WRITTEN TASK: Give every line of the data again, unchanged, but with no pictures.

Entries from a visual dataset
►

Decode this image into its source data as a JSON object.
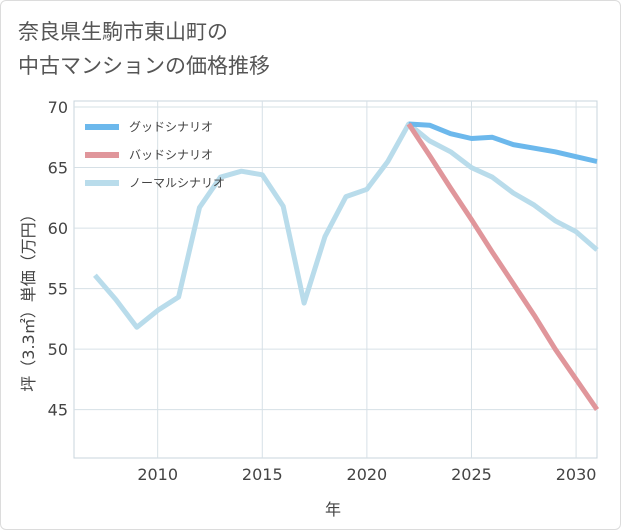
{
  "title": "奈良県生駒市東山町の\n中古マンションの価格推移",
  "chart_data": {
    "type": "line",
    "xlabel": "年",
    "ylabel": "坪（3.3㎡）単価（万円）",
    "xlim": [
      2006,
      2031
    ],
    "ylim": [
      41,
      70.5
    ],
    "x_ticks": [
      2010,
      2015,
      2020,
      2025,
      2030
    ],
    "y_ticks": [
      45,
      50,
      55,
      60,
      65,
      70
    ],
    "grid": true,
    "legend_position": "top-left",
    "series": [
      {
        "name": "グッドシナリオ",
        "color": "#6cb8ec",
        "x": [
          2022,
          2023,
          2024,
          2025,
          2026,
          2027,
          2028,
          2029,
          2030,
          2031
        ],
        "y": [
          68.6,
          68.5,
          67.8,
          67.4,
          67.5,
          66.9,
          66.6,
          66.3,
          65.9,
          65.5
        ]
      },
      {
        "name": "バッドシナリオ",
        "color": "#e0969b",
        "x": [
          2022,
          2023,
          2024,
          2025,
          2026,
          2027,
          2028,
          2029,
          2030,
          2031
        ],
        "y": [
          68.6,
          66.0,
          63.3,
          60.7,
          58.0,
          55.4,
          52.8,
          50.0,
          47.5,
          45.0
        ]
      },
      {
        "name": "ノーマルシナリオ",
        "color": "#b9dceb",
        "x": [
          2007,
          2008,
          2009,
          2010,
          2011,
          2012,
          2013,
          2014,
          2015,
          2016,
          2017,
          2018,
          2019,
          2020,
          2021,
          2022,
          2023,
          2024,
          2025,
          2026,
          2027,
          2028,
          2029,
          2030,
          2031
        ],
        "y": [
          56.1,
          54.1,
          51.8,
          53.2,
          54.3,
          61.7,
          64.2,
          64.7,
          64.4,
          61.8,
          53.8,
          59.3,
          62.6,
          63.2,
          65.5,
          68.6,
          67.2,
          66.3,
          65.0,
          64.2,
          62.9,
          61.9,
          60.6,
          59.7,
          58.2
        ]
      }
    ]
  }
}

◄

ANSWER BELOW:
Decode this image into its source data as a JSON object.
{
  "title": "奈良県生駒市東山町の\n中古マンションの価格推移",
  "chart_data": {
    "type": "line",
    "xlabel": "年",
    "ylabel": "坪（3.3㎡）単価（万円）",
    "xlim": [
      2006,
      2031
    ],
    "ylim": [
      41,
      70.5
    ],
    "x_ticks": [
      2010,
      2015,
      2020,
      2025,
      2030
    ],
    "y_ticks": [
      45,
      50,
      55,
      60,
      65,
      70
    ],
    "grid": true,
    "legend_position": "top-left",
    "series": [
      {
        "name": "グッドシナリオ",
        "color": "#6cb8ec",
        "x": [
          2022,
          2023,
          2024,
          2025,
          2026,
          2027,
          2028,
          2029,
          2030,
          2031
        ],
        "y": [
          68.6,
          68.5,
          67.8,
          67.4,
          67.5,
          66.9,
          66.6,
          66.3,
          65.9,
          65.5
        ]
      },
      {
        "name": "バッドシナリオ",
        "color": "#e0969b",
        "x": [
          2022,
          2023,
          2024,
          2025,
          2026,
          2027,
          2028,
          2029,
          2030,
          2031
        ],
        "y": [
          68.6,
          66.0,
          63.3,
          60.7,
          58.0,
          55.4,
          52.8,
          50.0,
          47.5,
          45.0
        ]
      },
      {
        "name": "ノーマルシナリオ",
        "color": "#b9dceb",
        "x": [
          2007,
          2008,
          2009,
          2010,
          2011,
          2012,
          2013,
          2014,
          2015,
          2016,
          2017,
          2018,
          2019,
          2020,
          2021,
          2022,
          2023,
          2024,
          2025,
          2026,
          2027,
          2028,
          2029,
          2030,
          2031
        ],
        "y": [
          56.1,
          54.1,
          51.8,
          53.2,
          54.3,
          61.7,
          64.2,
          64.7,
          64.4,
          61.8,
          53.8,
          59.3,
          62.6,
          63.2,
          65.5,
          68.6,
          67.2,
          66.3,
          65.0,
          64.2,
          62.9,
          61.9,
          60.6,
          59.7,
          58.2
        ]
      }
    ]
  }
}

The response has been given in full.